● **Exercise**: Set the listing down again in full, word for word, with the pictures left out.

● **The records**:
▽
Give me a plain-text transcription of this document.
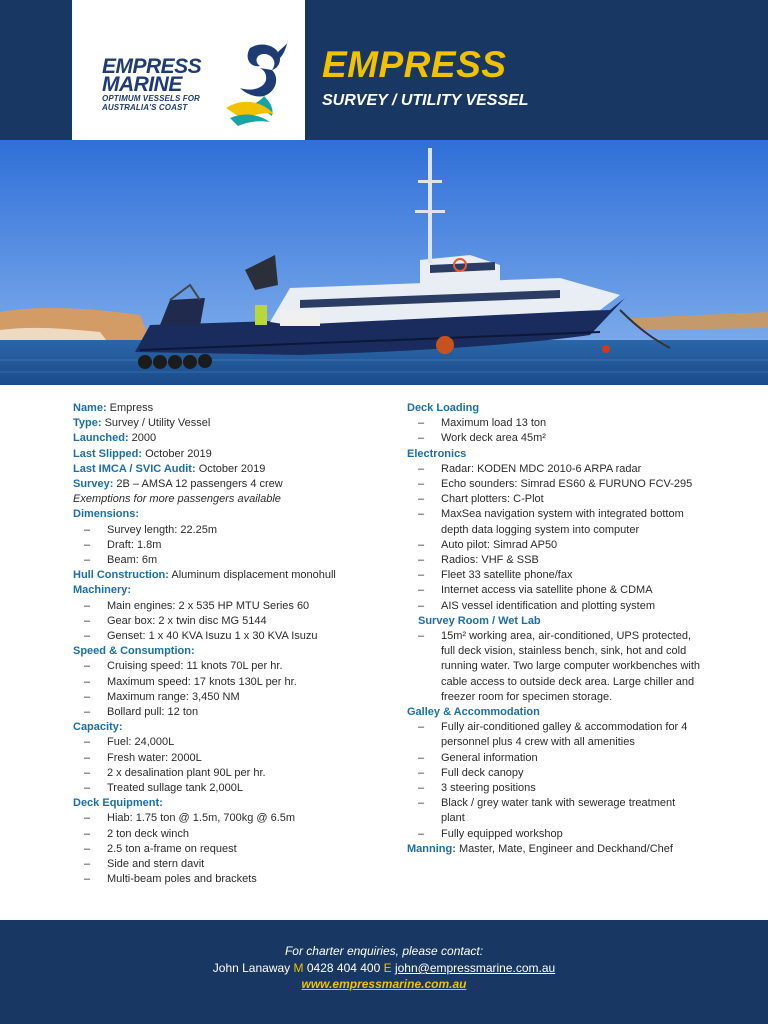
EMPRESS
MARINE
OPTIMUM VESSELS FOR
AUSTRALIA'S COAST
EMPRESS
SURVEY / UTILITY VESSEL
Name: Empress
Type: Survey / Utility Vessel
Launched: 2000
Last Slipped: October 2019
Last IMCA / SVIC Audit: October 2019
Survey: 2B – AMSA 12 passengers 4 crew
Exemptions for more passengers available
Dimensions:
– Survey length: 22.25m
– Draft: 1.8m
– Beam: 6m
Hull Construction: Aluminum displacement monohull
Machinery:
– Main engines: 2 x 535 HP MTU Series 60
– Gear box: 2 x twin disc MG 5144
– Genset: 1 x 40 KVA Isuzu 1 x 30 KVA Isuzu
Speed & Consumption:
– Cruising speed: 11 knots 70L per hr.
– Maximum speed: 17 knots 130L per hr.
– Maximum range: 3,450 NM
– Bollard pull: 12 ton
Capacity:
– Fuel: 24,000L
– Fresh water: 2000L
– 2 x desalination plant 90L per hr.
– Treated sullage tank 2,000L
Deck Equipment:
– Hiab: 1.75 ton @ 1.5m, 700kg @ 6.5m
– 2 ton deck winch
– 2.5 ton a-frame on request
– Side and stern davit
– Multi-beam poles and brackets
Deck Loading
– Maximum load 13 ton
– Work deck area 45m²
Electronics
– Radar: KODEN MDC 2010-6 ARPA radar
– Echo sounders: Simrad ES60 & FURUNO FCV-295
– Chart plotters: C-Plot
– MaxSea navigation system with integrated bottom depth data logging system into computer
– Auto pilot: Simrad AP50
– Radios: VHF & SSB
– Fleet 33 satellite phone/fax
– Internet access via satellite phone & CDMA
– AIS vessel identification and plotting system
Survey Room / Wet Lab
– 15m² working area, air-conditioned, UPS protected, full deck vision, stainless bench, sink, hot and cold running water. Two large computer workbenches with cable access to outside deck area. Large chiller and freezer room for specimen storage.
Galley & Accommodation
– Fully air-conditioned galley & accommodation for 4 personnel plus 4 crew with all amenities
– General information
– Full deck canopy
– 3 steering positions
– Black / grey water tank with sewerage treatment plant
– Fully equipped workshop
Manning: Master, Mate, Engineer and Deckhand/Chef
For charter enquiries, please contact:
John Lanaway M 0428 404 400 E john@empressmarine.com.au
www.empressmarine.com.au
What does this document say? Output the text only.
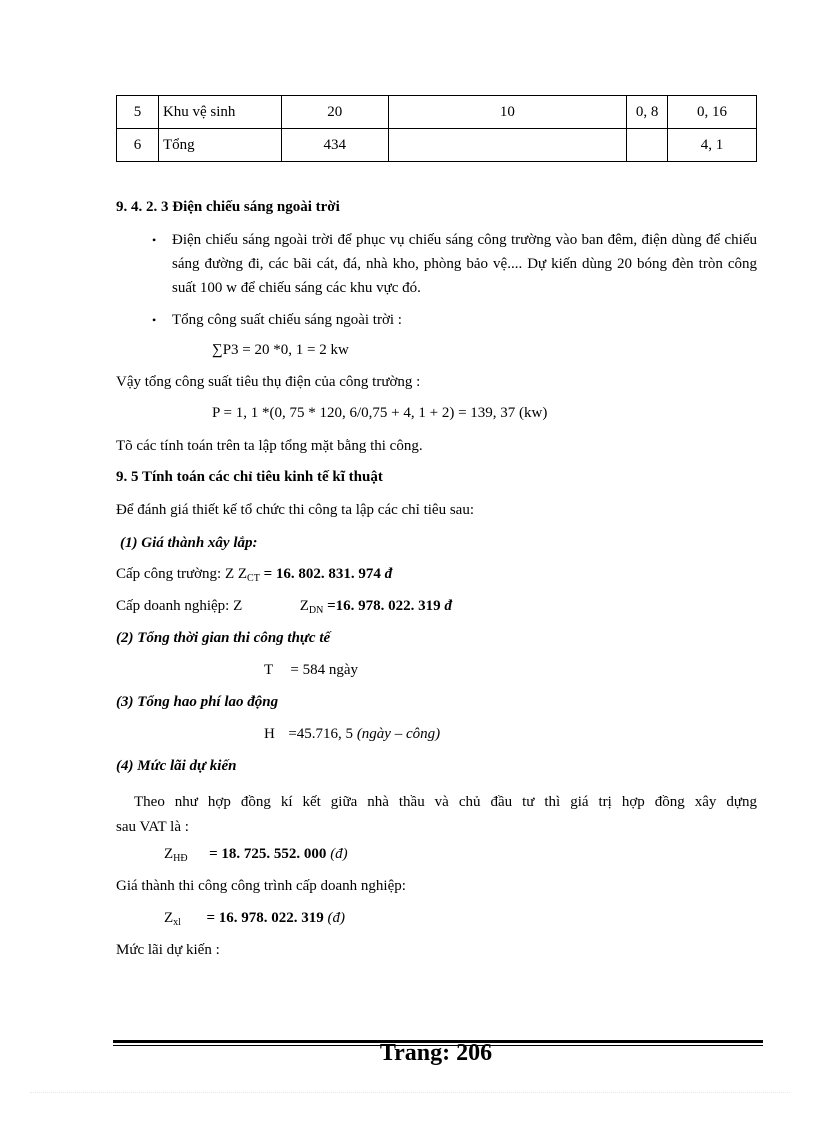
5	Khu vệ sinh	20	10	0, 8	0, 16
6	Tổng	434			4, 1
9. 4. 2. 3 Điện chiếu sáng ngoài trời
• Điện chiếu sáng ngoài trời để phục vụ chiếu sáng công trường vào ban đêm, điện dùng để chiếu sáng đường đi, các bãi cát, đá, nhà kho, phòng bảo vệ.... Dự kiến dùng 20 bóng đèn tròn công suất 100 w để chiếu sáng các khu vực đó.
• Tổng công suất chiếu sáng ngoài trời :
∑P3 = 20 *0, 1 = 2 kw
Vậy tổng công suất tiêu thụ điện của công trường :
P = 1, 1 *(0, 75 * 120, 6/0,75 + 4, 1 + 2) = 139, 37 (kw)
Tõ các tính toán trên ta lập tổng mặt bằng thi công.
9. 5 Tính toán các chỉ tiêu kinh tế kĩ thuật
Để đánh giá thiết kế tổ chức thi công ta lập các chỉ tiêu sau:
(1) Giá thành xây lắp:
Cấp công trường: Z $Z_{CT} = 16$. 802. 831. 974 đ
Cấp doanh nghiệp: Z	$Z_{DN} =16$. 978. 022. 319 đ
(2) Tổng thời gian thi công thực tế
T = 584 ngày
(3) Tổng hao phí lao động
H =45.716, 5 (ngày – công)
(4) Mức lãi dự kiến
Theo như hợp đồng kí kết giữa nhà thầu và chủ đầu tư thì giá trị hợp đồng xây dựng
sau VAT là :
$Z_{HĐ} = 18$. 725. 552. 000 (đ)
Giá thành thi công công trình cấp doanh nghiệp:
$Z_{xl} = 16$. 978. 022. 319 (đ)
Mức lãi dự kiến :
Trang: 206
△
● **Output for this exercise**:
Give me a plain-text transcription of this document.
EMPRESS
MARINE
OPTIMUM VESSELS FOR
AUSTRALIA'S COAST
EMPRESS
SURVEY / UTILITY VESSEL
Name: Empress
Type: Survey / Utility Vessel
Launched: 2000
Last Slipped: October 2019
Last IMCA / SVIC Audit: October 2019
Survey: 2B – AMSA 12 passengers 4 crew
Exemptions for more passengers available
Dimensions:
– Survey length: 22.25m
– Draft: 1.8m
– Beam: 6m
Hull Construction: Aluminum displacement monohull
Machinery:
– Main engines: 2 x 535 HP MTU Series 60
– Gear box: 2 x twin disc MG 5144
– Genset: 1 x 40 KVA Isuzu 1 x 30 KVA Isuzu
Speed & Consumption:
– Cruising speed: 11 knots 70L per hr.
– Maximum speed: 17 knots 130L per hr.
– Maximum range: 3,450 NM
– Bollard pull: 12 ton
Capacity:
– Fuel: 24,000L
– Fresh water: 2000L
– 2 x desalination plant 90L per hr.
– Treated sullage tank 2,000L
Deck Equipment:
– Hiab: 1.75 ton @ 1.5m, 700kg @ 6.5m
– 2 ton deck winch
– 2.5 ton a-frame on request
– Side and stern davit
– Multi-beam poles and brackets
Deck Loading
– Maximum load 13 ton
– Work deck area 45m²
Electronics
– Radar: KODEN MDC 2010-6 ARPA radar
– Echo sounders: Simrad ES60 & FURUNO FCV-295
– Chart plotters: C-Plot
– MaxSea navigation system with integrated bottom depth data logging system into computer
– Auto pilot: Simrad AP50
– Radios: VHF & SSB
– Fleet 33 satellite phone/fax
– Internet access via satellite phone & CDMA
– AIS vessel identification and plotting system
Survey Room / Wet Lab
– 15m² working area, air-conditioned, UPS protected, full deck vision, stainless bench, sink, hot and cold running water. Two large computer workbenches with cable access to outside deck area. Large chiller and freezer room for specimen storage.
Galley & Accommodation
– Fully air-conditioned galley & accommodation for 4 personnel plus 4 crew with all amenities
– General information
– Full deck canopy
– 3 steering positions
– Black / grey water tank with sewerage treatment plant
– Fully equipped workshop
Manning: Master, Mate, Engineer and Deckhand/Chef
For charter enquiries, please contact:
John Lanaway M 0428 404 400 E john@empressmarine.com.au
www.empressmarine.com.au
What does this document say? Output the text only.
5	Khu vệ sinh	20	10	0, 8	0, 16
6	Tổng	434			4, 1
9. 4. 2. 3 Điện chiếu sáng ngoài trời
• Điện chiếu sáng ngoài trời để phục vụ chiếu sáng công trường vào ban đêm, điện dùng để chiếu sáng đường đi, các bãi cát, đá, nhà kho, phòng bảo vệ.... Dự kiến dùng 20 bóng đèn tròn công suất 100 w để chiếu sáng các khu vực đó.
• Tổng công suất chiếu sáng ngoài trời :
∑P3 = 20 *0, 1 = 2 kw
Vậy tổng công suất tiêu thụ điện của công trường :
P = 1, 1 *(0, 75 * 120, 6/0,75 + 4, 1 + 2) = 139, 37 (kw)
Tõ các tính toán trên ta lập tổng mặt bằng thi công.
9. 5 Tính toán các chỉ tiêu kinh tế kĩ thuật
Để đánh giá thiết kế tổ chức thi công ta lập các chỉ tiêu sau:
(1) Giá thành xây lắp:
Cấp công trường: Z $Z_{CT} = 16$. 802. 831. 974 đ
Cấp doanh nghiệp: Z	$Z_{DN} =16$. 978. 022. 319 đ
(2) Tổng thời gian thi công thực tế
T = 584 ngày
(3) Tổng hao phí lao động
H =45.716, 5 (ngày – công)
(4) Mức lãi dự kiến
Theo như hợp đồng kí kết giữa nhà thầu và chủ đầu tư thì giá trị hợp đồng xây dựng
sau VAT là :
$Z_{HĐ} = 18$. 725. 552. 000 (đ)
Giá thành thi công công trình cấp doanh nghiệp:
$Z_{xl} = 16$. 978. 022. 319 (đ)
Mức lãi dự kiến :
Trang: 206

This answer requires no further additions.